* Begin Excerpt provided *

When asked to list three positive characteristics describing themselves during the first semester, several students mentioned that they deliberately chose to be active participants in the lessons and in group work, instead of passively listening to the content presented: ‘I participated actively in classes’ (Stu2, Stu7, Stu3), ‘I participated whenever I could’ (Stu2) and ‘I contributed a lot in collaborative tasks’ (Stu19). Seen in the light of some students’ struggles with expressing themselves in oral German, being active participants might have taken some will-power and can be interpreted as a sign of autonomy.

After the second semester, the focus, in terms of autonomy, seemed to shift. Participants were still concerned with their work-study-life balance, but they focused more on the many ways in which they could make choices during the studies:

The good thing is that we are given written assignments each week that connect to the subjects that we had in class that we can hand in if we want. Voluntariness has been important. (Stu24)

Voluntary assignments are a good option that, I think, many do not have time to take advantage of due to the amount of content in the course. (Stu26).

The same can be said about students’ evaluation of the type of exam (portfolio assessment & oral exam) after the second module:

It is good that we can choose which work to not use; we can deselect one of our works. (Stu26)

There has been a wide variety of tasks to choose from, which also integrates digital skills in a good way. (Stu2)

Most students stopped handing in voluntary written assignments during the second module; this could be for several reasons, such as high levels of perceived time pressure. However, some students mentioned that they improved their time management skills and were more able to determine which elements of their studies to prioritise, meaning that they might have chosen to neglect voluntary assignments in favour of compulsory tasks that they perceived as more pressing and relevant.

Student responses on the two questionnaires showed that the number of choices involved in the course might have been overwhelming to some students in the beginning. This could be one reason for the observed focus on self-management, planning, and balancing preparation and class work, especially during the first semester. When students had come to terms with the organisation of the course, they became more conscious of the ways in which they could take control of their learning process.

Competence

There were different areas in the course in which competence could be developed, including the students’ language skills, digital competencies, and teaching competencies. The first statement in is concerned with students’ perceived competence in general; it shows that most students strongly agreed or agreed with the statement that they regularly felt competence, which is defined as a ‘basic need to feel effectance and mastery’ (Ryan and Deci Citation2017: 11).

Table 2. Students’ perceived competence.

Regarding the statement, ‘It was challenging to figure out all the technical aspects of an online study,’ the answers were spread across all alternatives after the first semester (S1). After the second semester (S2), however, there was an increase in the percentage of participants that agreed with the statement. These answers harmonise well with the course teachers’ observations; while some participants eagerly explored new digital technology and seemed comfortable using it, others consistently expressed frustration and even anxiety. The latter group was dependent on regular additional support from the course teachers as well as from family and colleagues.

Participants were asked to give feedback on their oral German skills. After the first semester, 11 out of the 21 students responded to the statement, ‘It was scary to speak German in class,’ with ‘strongly agree,’ or ‘agree,’ while 10 of 21 disagreed or strongly disagreed. This corresponds with the teachers’ observations; while some students felt that their oral skills were quite rusty and needed work, others seemed immediately comfortable speaking German. 10 out of the 21 students agreed or strongly agreed that they spoke more German after the first semester than they had before, while 10 responded with ‘neutral.’ The fact that teachers spoke mostly German in class was challenging for some students, while others found it to be positive:

I have had a steep learning curve this semester. When you began our online lessons by speaking German on the first day, I became stressed out, but I soon noticed that it really was an advantage, and I understood more than I expected. (Stu17)

* End Excerpt provided *
* Begin Items *

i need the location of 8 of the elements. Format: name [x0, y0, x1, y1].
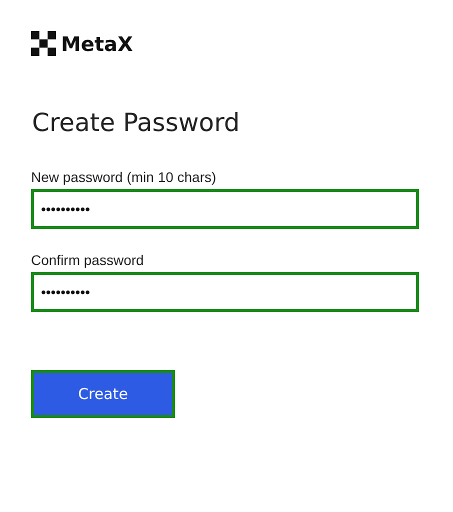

* End Items *
* Begin Items *

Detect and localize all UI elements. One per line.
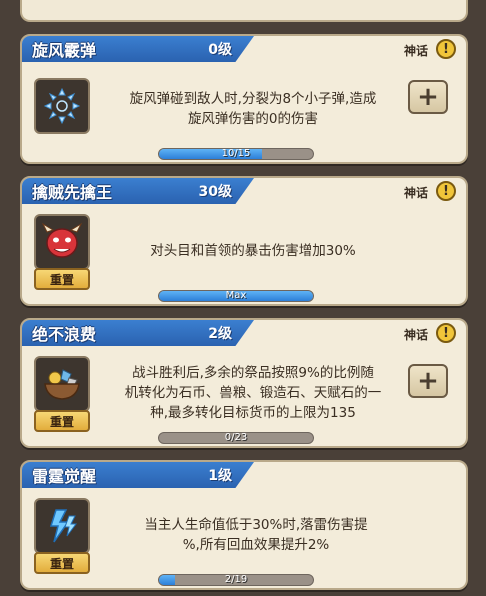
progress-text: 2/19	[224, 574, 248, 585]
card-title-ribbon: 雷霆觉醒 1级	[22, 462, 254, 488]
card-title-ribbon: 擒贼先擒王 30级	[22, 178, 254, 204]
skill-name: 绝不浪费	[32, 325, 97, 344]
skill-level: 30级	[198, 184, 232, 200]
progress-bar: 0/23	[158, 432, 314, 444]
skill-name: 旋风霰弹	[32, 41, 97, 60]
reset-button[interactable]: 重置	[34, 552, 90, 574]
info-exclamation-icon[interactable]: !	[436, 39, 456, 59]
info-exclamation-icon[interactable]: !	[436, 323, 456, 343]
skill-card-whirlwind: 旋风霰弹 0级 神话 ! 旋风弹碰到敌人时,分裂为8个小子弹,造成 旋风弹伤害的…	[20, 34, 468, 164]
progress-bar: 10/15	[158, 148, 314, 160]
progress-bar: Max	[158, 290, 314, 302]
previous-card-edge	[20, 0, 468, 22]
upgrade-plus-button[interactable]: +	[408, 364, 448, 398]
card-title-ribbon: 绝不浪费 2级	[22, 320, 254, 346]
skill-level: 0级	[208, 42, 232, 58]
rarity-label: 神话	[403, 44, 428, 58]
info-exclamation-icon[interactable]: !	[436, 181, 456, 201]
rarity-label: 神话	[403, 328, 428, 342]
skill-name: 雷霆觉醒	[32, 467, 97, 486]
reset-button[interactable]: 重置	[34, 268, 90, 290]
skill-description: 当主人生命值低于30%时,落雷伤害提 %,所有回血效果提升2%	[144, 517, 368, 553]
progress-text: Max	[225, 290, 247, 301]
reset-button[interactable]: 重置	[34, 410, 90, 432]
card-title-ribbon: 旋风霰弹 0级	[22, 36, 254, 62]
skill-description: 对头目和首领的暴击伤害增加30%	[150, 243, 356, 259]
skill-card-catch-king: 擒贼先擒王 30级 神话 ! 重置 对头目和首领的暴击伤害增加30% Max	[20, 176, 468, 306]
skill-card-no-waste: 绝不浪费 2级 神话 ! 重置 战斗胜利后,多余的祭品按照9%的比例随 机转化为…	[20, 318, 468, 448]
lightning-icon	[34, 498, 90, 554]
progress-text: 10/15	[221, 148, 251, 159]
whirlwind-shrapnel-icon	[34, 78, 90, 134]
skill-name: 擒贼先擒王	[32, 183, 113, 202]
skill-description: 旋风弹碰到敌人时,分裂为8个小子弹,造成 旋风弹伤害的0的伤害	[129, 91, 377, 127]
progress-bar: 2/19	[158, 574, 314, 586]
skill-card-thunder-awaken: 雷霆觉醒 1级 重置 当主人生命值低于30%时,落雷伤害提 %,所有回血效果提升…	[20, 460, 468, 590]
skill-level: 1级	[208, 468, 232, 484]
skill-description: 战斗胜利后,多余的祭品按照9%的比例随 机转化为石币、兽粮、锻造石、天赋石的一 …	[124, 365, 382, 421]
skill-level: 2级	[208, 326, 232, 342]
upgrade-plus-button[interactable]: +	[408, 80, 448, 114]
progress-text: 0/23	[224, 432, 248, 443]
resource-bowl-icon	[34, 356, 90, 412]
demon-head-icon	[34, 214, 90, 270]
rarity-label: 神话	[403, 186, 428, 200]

* End Items *
* Begin Items *

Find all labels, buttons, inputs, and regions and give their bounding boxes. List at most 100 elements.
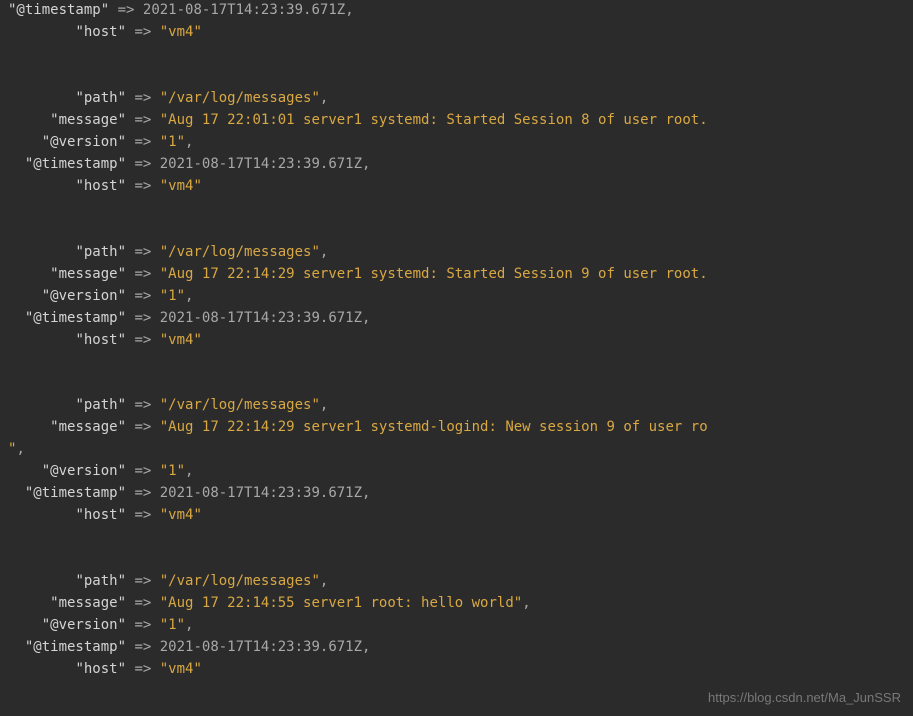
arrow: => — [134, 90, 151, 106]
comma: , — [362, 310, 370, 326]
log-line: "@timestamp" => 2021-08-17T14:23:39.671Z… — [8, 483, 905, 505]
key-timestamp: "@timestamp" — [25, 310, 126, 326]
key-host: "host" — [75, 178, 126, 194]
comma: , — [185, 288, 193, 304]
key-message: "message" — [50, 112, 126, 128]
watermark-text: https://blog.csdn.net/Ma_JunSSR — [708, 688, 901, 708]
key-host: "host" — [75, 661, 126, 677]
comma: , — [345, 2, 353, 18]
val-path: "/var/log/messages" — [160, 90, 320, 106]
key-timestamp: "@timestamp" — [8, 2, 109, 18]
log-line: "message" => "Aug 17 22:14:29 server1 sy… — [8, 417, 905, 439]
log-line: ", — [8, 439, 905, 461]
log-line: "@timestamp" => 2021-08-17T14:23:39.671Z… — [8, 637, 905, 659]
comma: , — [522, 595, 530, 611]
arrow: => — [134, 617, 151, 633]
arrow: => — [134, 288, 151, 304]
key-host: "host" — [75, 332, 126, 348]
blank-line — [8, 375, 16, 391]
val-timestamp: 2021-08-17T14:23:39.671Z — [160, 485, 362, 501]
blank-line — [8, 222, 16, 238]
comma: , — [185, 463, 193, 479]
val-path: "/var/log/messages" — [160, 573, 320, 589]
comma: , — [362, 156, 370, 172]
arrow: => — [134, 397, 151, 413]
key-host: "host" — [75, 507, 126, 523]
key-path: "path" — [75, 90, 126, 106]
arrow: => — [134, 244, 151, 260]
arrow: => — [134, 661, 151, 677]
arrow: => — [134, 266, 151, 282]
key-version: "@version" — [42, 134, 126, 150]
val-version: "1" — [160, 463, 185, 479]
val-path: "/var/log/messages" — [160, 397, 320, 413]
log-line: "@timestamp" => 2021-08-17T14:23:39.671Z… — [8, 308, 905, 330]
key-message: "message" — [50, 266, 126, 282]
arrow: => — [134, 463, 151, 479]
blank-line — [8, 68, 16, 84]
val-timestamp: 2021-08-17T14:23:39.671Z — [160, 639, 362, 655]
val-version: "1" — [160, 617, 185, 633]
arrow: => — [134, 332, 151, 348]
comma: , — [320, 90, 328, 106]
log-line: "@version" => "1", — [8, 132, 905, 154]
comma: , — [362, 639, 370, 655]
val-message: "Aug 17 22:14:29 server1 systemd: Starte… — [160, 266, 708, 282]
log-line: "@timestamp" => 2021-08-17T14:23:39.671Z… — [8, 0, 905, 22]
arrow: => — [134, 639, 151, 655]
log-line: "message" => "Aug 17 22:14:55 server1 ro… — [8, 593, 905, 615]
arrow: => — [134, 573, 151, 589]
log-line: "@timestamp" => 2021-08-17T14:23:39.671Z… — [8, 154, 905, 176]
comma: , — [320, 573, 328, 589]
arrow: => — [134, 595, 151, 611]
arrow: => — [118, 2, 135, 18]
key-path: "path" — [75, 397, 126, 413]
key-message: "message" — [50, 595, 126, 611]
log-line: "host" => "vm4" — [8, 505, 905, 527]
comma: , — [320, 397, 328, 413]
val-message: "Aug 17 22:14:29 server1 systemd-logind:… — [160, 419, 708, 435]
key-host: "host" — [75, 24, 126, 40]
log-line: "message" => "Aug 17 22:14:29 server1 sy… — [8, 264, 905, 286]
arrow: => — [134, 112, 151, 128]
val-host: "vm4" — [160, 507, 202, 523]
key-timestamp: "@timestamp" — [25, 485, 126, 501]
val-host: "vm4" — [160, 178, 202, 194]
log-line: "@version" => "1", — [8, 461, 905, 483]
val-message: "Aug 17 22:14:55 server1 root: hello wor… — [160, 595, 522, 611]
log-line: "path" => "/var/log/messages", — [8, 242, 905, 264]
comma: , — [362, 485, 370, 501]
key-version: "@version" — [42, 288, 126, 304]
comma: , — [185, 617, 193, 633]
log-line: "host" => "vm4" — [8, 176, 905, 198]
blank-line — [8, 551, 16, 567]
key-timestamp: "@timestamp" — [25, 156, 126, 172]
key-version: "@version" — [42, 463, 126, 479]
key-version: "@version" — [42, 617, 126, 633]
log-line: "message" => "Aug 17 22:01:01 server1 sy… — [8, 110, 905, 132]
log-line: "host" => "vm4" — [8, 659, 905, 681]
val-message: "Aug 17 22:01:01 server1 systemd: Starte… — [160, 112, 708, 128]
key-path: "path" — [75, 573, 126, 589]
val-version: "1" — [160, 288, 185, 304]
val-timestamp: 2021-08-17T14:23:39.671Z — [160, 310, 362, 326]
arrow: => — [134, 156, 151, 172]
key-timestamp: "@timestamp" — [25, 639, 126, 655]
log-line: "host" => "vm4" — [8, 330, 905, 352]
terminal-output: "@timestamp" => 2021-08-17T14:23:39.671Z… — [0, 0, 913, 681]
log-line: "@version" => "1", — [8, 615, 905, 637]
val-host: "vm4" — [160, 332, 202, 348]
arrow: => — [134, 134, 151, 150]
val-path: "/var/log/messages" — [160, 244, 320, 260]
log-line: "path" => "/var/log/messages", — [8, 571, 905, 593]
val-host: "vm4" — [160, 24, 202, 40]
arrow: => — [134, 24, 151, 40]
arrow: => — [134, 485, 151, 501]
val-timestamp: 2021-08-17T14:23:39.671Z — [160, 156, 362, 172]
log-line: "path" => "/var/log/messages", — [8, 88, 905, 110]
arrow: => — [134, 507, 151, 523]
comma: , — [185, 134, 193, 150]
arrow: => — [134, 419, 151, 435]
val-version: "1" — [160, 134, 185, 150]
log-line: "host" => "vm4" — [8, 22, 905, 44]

* End Items *

Aim: Reproduce the part of the passage about the online German course starting with "After the second semester, the" and going on through "our works. (Stu26)". The material has no connection to the passage about the online German course.

Reply to the task:
After the second semester, the focus, in terms of autonomy, seemed to shift. Participants were still concerned with their work-study-life balance, but they focused more on the many ways in which they could make choices during the studies:

The good thing is that we are given written assignments each week that connect to the subjects that we had in class that we can hand in if we want. Voluntariness has been important. (Stu24)

Voluntary assignments are a good option that, I think, many do not have time to take advantage of due to the amount of content in the course. (Stu26).

The same can be said about students’ evaluation of the type of exam (portfolio assessment & oral exam) after the second module:

It is good that we can choose which work to not use; we can deselect one of our works. (Stu26)